> [RAW RECORDS]

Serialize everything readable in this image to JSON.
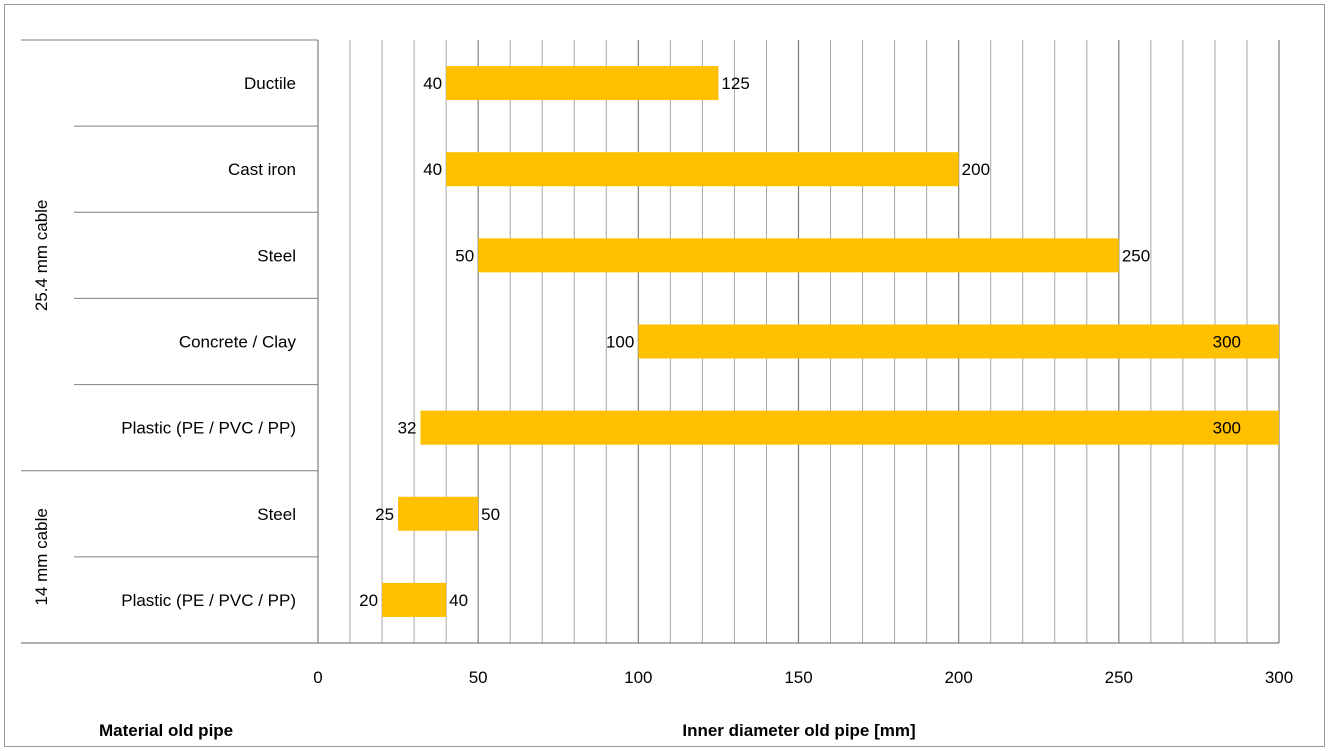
{
  "chart_data": {
    "type": "bar",
    "orientation": "horizontal",
    "subtype": "floating-range",
    "title": "",
    "xlabel": "Inner diameter old pipe [mm]",
    "ylabel": "Material old pipe",
    "xlim": [
      0,
      300
    ],
    "xticks": [
      "0",
      "50",
      "100",
      "150",
      "200",
      "250",
      "300"
    ],
    "minor_grid_step": 10,
    "grid": true,
    "legend": "none",
    "bar_color": "#FFC000",
    "groups": [
      {
        "label": "25.4 mm cable",
        "categories": [
          "Ductile",
          "Cast iron",
          "Steel",
          "Concrete / Clay",
          "Plastic (PE / PVC / PP)"
        ]
      },
      {
        "label": "14 mm cable",
        "categories": [
          "Steel",
          "Plastic (PE / PVC / PP)"
        ]
      }
    ],
    "bars": [
      {
        "group": "25.4 mm cable",
        "category": "Ductile",
        "min": 40,
        "max": 125
      },
      {
        "group": "25.4 mm cable",
        "category": "Cast iron",
        "min": 40,
        "max": 200
      },
      {
        "group": "25.4 mm cable",
        "category": "Steel",
        "min": 50,
        "max": 250
      },
      {
        "group": "25.4 mm cable",
        "category": "Concrete / Clay",
        "min": 100,
        "max": 300
      },
      {
        "group": "25.4 mm cable",
        "category": "Plastic (PE / PVC / PP)",
        "min": 32,
        "max": 300
      },
      {
        "group": "14 mm cable",
        "category": "Steel",
        "min": 25,
        "max": 50
      },
      {
        "group": "14 mm cable",
        "category": "Plastic (PE / PVC / PP)",
        "min": 20,
        "max": 40
      }
    ]
  }
}
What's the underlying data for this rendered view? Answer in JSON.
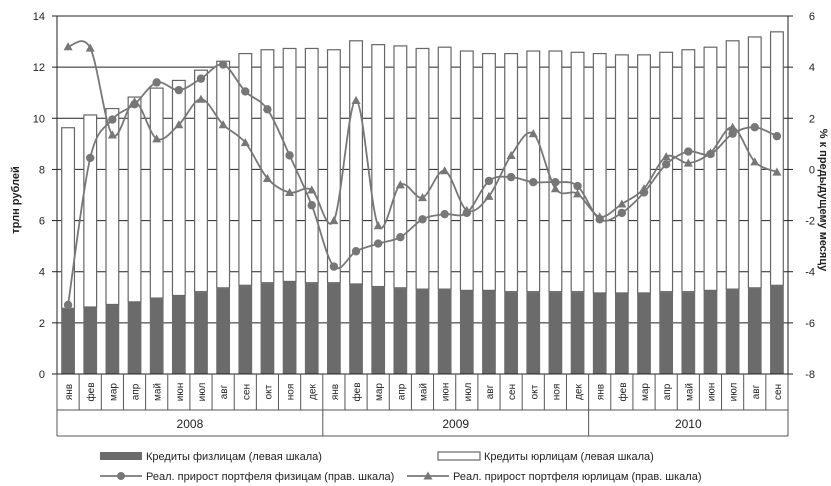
{
  "chart_data": {
    "type": "bar",
    "years": [
      "2008",
      "2009",
      "2010"
    ],
    "months": [
      "янв",
      "фев",
      "мар",
      "апр",
      "май",
      "июн",
      "июл",
      "авг",
      "сен",
      "окт",
      "ноя",
      "дек",
      "янв",
      "фев",
      "мар",
      "апр",
      "май",
      "июн",
      "июл",
      "авг",
      "сен",
      "окт",
      "ноя",
      "дек",
      "янв",
      "фев",
      "мар",
      "апр",
      "май",
      "июн",
      "июл",
      "авг",
      "сен"
    ],
    "ylabel_left": "трлн рублей",
    "ylabel_right": "% к предыдущему месяцу",
    "ylim_left": [
      0,
      14
    ],
    "ylim_right": [
      -8,
      6
    ],
    "yticks_left": [
      "0",
      "2",
      "4",
      "6",
      "8",
      "10",
      "12",
      "14"
    ],
    "yticks_right": [
      "-8",
      "-6",
      "-4",
      "-2",
      "0",
      "2",
      "4",
      "6"
    ],
    "series": [
      {
        "name": "Кредиты физлицам (левая шкала)",
        "axis": "left",
        "kind": "bar",
        "color": "#6b6b6b",
        "values": [
          2.55,
          2.6,
          2.7,
          2.8,
          2.95,
          3.05,
          3.2,
          3.35,
          3.45,
          3.55,
          3.6,
          3.55,
          3.55,
          3.5,
          3.4,
          3.35,
          3.3,
          3.3,
          3.25,
          3.25,
          3.2,
          3.2,
          3.2,
          3.2,
          3.15,
          3.15,
          3.15,
          3.2,
          3.2,
          3.25,
          3.3,
          3.35,
          3.45
        ]
      },
      {
        "name": "Кредиты юрлицам (левая шкала)",
        "axis": "left",
        "kind": "bar",
        "color": "#ffffff",
        "values": [
          7.1,
          7.55,
          7.7,
          8.05,
          8.25,
          8.45,
          8.7,
          8.9,
          9.1,
          9.15,
          9.15,
          9.2,
          9.15,
          9.55,
          9.5,
          9.5,
          9.45,
          9.5,
          9.4,
          9.3,
          9.35,
          9.45,
          9.45,
          9.4,
          9.4,
          9.35,
          9.35,
          9.4,
          9.5,
          9.55,
          9.75,
          9.85,
          9.95
        ]
      },
      {
        "name": "Реал. прирост портфеля физицам (прав. шкала)",
        "axis": "right",
        "kind": "line",
        "marker": "circle",
        "color": "#777777",
        "values": [
          -5.3,
          0.45,
          1.95,
          2.55,
          3.4,
          3.1,
          3.55,
          4.1,
          3.05,
          2.35,
          0.55,
          -1.4,
          -3.8,
          -3.2,
          -2.9,
          -2.65,
          -1.95,
          -1.75,
          -1.7,
          -0.45,
          -0.3,
          -0.5,
          -0.5,
          -0.65,
          -1.95,
          -1.7,
          -0.9,
          0.2,
          0.7,
          0.6,
          1.4,
          1.65,
          1.3
        ]
      },
      {
        "name": "Реал. прирост портфеля юрлицам (прав. шкала)",
        "axis": "right",
        "kind": "line",
        "marker": "triangle",
        "color": "#777777",
        "values": [
          4.8,
          4.75,
          1.35,
          2.65,
          1.2,
          1.75,
          2.75,
          1.75,
          1.05,
          -0.35,
          -0.9,
          -0.8,
          -2.0,
          2.7,
          -2.2,
          -0.6,
          -1.1,
          -0.05,
          -1.6,
          -1.05,
          0.55,
          1.4,
          -0.75,
          -0.95,
          -1.85,
          -1.35,
          -0.75,
          0.5,
          0.25,
          0.65,
          1.65,
          0.3,
          -0.1
        ]
      }
    ]
  }
}
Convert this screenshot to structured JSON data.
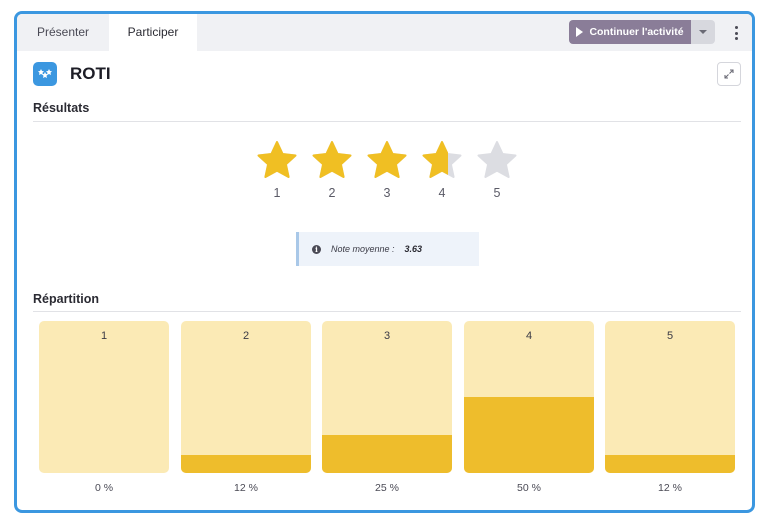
{
  "tabs": [
    {
      "label": "Présenter"
    },
    {
      "label": "Participer"
    }
  ],
  "toolbar": {
    "continue_label": "Continuer l'activité"
  },
  "header": {
    "title": "ROTI"
  },
  "results": {
    "title": "Résultats",
    "stars": [
      {
        "label": "1",
        "fill": 1
      },
      {
        "label": "2",
        "fill": 1
      },
      {
        "label": "3",
        "fill": 1
      },
      {
        "label": "4",
        "fill": 0.63
      },
      {
        "label": "5",
        "fill": 0
      }
    ],
    "average_label": "Note moyenne :",
    "average_value": "3.63"
  },
  "distribution": {
    "title": "Répartition",
    "bars": [
      {
        "label": "1",
        "percent": 0,
        "percent_label": "0 %"
      },
      {
        "label": "2",
        "percent": 12,
        "percent_label": "12 %"
      },
      {
        "label": "3",
        "percent": 25,
        "percent_label": "25 %"
      },
      {
        "label": "4",
        "percent": 50,
        "percent_label": "50 %"
      },
      {
        "label": "5",
        "percent": 12,
        "percent_label": "12 %"
      }
    ]
  },
  "colors": {
    "accent": "#3b97e0",
    "star": "#f0bf23",
    "star_empty": "#dcdde2",
    "bar_bg": "#fbeab5",
    "bar_fill": "#eebd2c"
  },
  "icons": [
    "play-icon",
    "chevron-down-icon",
    "more-vertical-icon",
    "roti-app-icon",
    "expand-icon",
    "info-icon",
    "star-icon"
  ]
}
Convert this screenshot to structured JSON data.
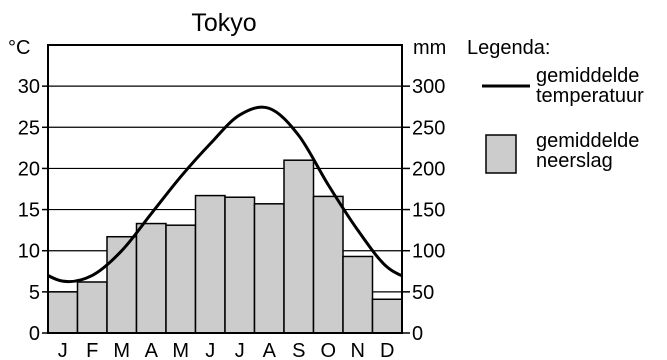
{
  "chart_data": {
    "type": "bar",
    "title": "Tokyo",
    "categories": [
      "J",
      "F",
      "M",
      "A",
      "M",
      "J",
      "J",
      "A",
      "S",
      "O",
      "N",
      "D"
    ],
    "series": [
      {
        "name": "gemiddelde neerslag",
        "type": "bar",
        "axis": "right",
        "values": [
          50,
          62,
          117,
          133,
          131,
          167,
          165,
          157,
          210,
          166,
          93,
          41
        ],
        "color": "#cccccc"
      },
      {
        "name": "gemiddelde temperatuur",
        "type": "line",
        "axis": "left",
        "values": [
          6.3,
          7.0,
          10.0,
          14.5,
          19.0,
          23.0,
          26.5,
          27.3,
          24.0,
          18.0,
          12.5,
          8.0
        ],
        "color": "#000000"
      }
    ],
    "ylabel_left": "°C",
    "ylabel_right": "mm",
    "ylim_left": [
      0,
      35
    ],
    "ylim_right": [
      0,
      350
    ],
    "yticks_left": [
      0,
      5,
      10,
      15,
      20,
      25,
      30
    ],
    "yticks_right": [
      0,
      50,
      100,
      150,
      200,
      250,
      300
    ],
    "grid": true,
    "legend_position": "right",
    "legend": {
      "title": "Legenda:",
      "line_label_1": "gemiddelde",
      "line_label_2": "temperatuur",
      "bar_label_1": "gemiddelde",
      "bar_label_2": "neerslag"
    }
  }
}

> [PROBLEM DETAILS]
Count how many lines contain "портфеля" and give only that count.

> [ANSWER TO THE EXERCISE]
2